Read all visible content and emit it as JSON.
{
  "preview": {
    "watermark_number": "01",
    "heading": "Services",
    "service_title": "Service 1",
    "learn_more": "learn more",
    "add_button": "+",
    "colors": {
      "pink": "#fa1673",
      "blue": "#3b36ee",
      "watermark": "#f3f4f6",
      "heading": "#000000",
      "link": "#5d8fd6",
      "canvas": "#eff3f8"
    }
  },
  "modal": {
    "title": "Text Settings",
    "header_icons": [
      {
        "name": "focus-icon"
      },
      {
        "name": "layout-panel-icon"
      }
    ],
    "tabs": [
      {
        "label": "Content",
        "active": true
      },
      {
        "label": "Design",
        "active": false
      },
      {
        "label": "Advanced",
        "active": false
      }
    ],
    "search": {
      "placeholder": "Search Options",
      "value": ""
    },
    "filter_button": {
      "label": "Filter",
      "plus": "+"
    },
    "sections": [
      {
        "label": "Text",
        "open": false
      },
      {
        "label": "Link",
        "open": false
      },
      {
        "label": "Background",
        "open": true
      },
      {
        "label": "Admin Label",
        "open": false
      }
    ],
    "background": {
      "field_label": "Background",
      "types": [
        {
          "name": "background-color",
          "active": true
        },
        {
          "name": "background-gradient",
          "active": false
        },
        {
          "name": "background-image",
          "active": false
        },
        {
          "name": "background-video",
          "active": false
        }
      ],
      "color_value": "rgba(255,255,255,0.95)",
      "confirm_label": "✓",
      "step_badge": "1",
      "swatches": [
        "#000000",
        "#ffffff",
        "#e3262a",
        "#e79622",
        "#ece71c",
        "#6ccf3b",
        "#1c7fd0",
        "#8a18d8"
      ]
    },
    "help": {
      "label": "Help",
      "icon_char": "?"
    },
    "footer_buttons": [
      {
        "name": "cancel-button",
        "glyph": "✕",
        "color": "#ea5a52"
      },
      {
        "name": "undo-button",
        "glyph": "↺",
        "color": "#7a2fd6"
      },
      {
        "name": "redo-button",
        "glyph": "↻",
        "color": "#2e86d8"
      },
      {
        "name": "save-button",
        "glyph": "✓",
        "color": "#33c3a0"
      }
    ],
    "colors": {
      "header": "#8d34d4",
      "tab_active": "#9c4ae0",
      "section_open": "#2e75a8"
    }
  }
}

..............................

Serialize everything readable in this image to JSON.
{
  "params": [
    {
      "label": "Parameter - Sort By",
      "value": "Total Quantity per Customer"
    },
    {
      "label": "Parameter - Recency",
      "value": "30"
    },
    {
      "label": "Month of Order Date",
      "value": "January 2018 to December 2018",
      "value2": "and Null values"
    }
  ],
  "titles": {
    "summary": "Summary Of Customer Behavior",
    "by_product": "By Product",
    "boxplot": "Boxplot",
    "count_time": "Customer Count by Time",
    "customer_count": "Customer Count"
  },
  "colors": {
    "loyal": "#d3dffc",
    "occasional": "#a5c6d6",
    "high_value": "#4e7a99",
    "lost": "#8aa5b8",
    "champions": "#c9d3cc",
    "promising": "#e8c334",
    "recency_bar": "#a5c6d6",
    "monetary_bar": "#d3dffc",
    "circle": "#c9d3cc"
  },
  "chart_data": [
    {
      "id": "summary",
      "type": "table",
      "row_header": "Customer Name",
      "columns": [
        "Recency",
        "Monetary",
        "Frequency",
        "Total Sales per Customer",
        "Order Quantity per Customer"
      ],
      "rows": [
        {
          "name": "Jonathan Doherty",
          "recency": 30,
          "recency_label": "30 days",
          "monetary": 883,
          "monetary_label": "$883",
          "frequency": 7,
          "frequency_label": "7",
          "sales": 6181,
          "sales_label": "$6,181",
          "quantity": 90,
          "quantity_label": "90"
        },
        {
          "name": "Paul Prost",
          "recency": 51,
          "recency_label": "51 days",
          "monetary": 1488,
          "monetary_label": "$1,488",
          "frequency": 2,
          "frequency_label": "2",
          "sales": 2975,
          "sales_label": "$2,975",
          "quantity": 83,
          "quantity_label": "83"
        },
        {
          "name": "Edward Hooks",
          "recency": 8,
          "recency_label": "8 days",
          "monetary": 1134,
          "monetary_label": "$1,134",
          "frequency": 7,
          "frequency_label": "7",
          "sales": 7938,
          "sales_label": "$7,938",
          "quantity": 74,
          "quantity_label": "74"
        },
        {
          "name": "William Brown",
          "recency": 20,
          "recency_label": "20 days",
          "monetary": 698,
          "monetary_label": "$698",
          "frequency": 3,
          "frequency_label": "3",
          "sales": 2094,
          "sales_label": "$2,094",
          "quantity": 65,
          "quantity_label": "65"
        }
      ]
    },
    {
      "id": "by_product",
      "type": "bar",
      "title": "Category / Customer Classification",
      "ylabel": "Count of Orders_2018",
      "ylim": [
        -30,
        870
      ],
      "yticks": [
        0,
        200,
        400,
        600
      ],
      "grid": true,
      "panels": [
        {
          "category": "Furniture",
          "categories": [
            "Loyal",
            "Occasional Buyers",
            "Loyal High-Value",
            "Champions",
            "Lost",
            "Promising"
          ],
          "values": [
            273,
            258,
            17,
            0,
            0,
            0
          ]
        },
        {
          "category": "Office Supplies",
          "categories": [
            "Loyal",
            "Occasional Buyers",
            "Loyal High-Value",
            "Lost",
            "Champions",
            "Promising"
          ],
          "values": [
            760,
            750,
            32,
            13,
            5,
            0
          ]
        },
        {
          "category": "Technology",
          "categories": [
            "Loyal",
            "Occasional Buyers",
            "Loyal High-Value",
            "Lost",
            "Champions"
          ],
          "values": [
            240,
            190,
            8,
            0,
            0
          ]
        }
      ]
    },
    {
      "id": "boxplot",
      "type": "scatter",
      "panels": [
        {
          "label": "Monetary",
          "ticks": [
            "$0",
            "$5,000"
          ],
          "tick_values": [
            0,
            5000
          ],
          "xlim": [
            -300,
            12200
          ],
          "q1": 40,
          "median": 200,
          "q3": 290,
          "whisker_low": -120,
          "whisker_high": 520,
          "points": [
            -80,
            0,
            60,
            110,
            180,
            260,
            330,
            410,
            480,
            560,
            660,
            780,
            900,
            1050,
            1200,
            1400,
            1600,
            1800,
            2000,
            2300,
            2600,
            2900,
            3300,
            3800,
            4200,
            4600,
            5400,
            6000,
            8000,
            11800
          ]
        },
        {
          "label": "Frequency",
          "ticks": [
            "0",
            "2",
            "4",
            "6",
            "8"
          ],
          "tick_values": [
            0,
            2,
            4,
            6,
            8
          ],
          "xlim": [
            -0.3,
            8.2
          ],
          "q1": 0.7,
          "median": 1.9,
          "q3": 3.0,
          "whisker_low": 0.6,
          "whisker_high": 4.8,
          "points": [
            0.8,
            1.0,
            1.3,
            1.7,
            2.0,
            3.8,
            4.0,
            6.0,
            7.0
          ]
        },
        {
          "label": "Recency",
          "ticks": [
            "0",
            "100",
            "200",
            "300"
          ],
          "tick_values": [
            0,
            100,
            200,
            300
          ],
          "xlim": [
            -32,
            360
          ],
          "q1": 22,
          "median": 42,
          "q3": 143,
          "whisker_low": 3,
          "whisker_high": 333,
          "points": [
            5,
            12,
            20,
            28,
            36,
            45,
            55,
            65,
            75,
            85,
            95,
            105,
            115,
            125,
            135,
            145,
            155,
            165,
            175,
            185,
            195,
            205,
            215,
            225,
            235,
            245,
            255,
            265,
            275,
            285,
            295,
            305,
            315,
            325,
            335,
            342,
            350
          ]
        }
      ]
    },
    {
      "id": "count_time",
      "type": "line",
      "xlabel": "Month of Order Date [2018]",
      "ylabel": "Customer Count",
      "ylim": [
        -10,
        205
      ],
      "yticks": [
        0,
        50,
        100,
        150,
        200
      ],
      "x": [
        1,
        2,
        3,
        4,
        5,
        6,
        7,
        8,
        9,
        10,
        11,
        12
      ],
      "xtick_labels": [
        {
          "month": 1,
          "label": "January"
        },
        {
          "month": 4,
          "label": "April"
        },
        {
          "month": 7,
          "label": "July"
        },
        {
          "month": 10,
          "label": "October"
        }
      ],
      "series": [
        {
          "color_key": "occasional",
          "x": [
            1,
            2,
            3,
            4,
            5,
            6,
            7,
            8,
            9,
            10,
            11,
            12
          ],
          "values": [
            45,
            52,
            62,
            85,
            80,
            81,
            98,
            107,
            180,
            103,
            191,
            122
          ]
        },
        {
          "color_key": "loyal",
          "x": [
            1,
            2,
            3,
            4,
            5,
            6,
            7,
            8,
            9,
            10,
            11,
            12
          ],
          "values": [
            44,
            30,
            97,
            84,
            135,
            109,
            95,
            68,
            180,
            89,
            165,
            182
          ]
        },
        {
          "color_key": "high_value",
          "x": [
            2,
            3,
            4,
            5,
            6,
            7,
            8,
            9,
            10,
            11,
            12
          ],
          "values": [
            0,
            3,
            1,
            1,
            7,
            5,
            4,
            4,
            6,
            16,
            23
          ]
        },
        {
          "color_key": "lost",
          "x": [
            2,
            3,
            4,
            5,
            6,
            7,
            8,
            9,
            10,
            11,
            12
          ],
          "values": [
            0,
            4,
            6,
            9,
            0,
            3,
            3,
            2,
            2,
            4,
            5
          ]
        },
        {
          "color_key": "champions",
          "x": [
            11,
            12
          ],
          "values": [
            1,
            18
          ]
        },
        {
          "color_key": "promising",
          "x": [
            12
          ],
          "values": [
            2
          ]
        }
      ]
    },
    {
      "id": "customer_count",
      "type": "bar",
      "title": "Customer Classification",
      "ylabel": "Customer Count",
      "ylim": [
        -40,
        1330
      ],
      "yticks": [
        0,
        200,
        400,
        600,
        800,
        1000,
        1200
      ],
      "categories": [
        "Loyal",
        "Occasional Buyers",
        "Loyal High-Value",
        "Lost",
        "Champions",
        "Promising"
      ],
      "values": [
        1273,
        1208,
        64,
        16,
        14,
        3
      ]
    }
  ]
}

..............................

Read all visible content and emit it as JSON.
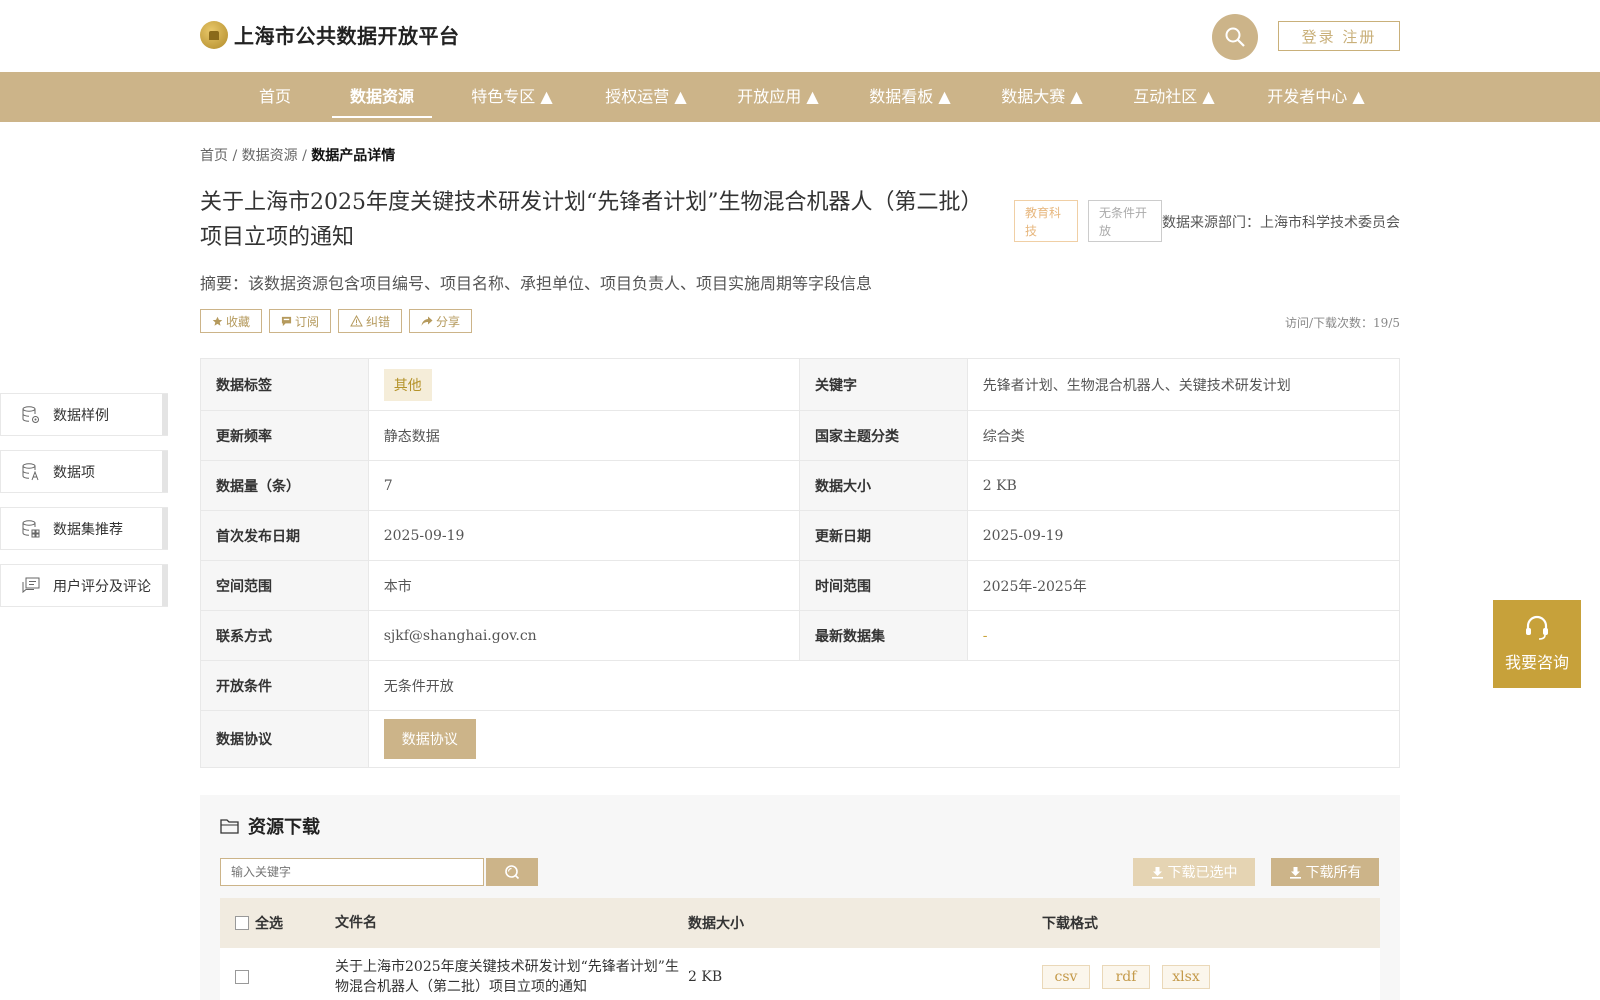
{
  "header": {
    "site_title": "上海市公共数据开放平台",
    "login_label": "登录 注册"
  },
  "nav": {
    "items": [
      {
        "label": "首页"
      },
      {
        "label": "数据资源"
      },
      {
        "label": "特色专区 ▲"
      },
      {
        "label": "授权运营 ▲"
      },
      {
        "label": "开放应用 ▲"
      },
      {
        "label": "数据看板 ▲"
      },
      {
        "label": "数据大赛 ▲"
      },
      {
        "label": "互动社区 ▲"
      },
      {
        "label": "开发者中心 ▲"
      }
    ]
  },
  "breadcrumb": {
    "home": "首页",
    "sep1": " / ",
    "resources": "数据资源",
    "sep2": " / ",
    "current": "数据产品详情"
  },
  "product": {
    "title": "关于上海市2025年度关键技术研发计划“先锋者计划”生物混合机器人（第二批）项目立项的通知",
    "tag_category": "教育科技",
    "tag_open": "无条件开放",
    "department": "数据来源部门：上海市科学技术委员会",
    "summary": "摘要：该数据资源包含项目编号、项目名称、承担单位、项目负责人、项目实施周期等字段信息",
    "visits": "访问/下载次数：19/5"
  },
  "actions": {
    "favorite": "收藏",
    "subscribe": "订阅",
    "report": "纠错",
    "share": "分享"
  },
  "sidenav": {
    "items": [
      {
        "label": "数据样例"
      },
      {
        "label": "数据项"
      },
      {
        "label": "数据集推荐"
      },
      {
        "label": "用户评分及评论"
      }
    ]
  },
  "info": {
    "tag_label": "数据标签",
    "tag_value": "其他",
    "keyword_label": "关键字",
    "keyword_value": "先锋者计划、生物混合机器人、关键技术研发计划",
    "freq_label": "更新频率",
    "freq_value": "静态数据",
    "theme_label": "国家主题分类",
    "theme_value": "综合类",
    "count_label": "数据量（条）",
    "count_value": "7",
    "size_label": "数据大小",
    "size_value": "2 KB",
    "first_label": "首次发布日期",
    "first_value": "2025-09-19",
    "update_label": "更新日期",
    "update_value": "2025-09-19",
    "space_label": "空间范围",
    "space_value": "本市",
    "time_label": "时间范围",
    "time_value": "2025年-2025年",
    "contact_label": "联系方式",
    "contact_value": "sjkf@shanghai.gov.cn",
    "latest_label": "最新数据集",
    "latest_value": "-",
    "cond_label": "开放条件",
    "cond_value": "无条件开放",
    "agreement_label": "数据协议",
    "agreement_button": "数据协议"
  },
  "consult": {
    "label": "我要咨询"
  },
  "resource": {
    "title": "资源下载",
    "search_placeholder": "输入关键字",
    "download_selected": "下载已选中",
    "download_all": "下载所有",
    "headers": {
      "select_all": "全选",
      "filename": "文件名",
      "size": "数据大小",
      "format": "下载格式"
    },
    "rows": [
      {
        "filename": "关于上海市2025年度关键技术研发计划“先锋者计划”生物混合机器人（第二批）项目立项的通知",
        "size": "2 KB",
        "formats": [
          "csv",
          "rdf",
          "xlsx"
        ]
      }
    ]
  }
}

..............................

Exercise objective:
Review the material and copy each line in which the word "Parameter" appears.

Solution for this exercise:
      "label": "Parameter - Sort By",
      "label": "Parameter - Recency",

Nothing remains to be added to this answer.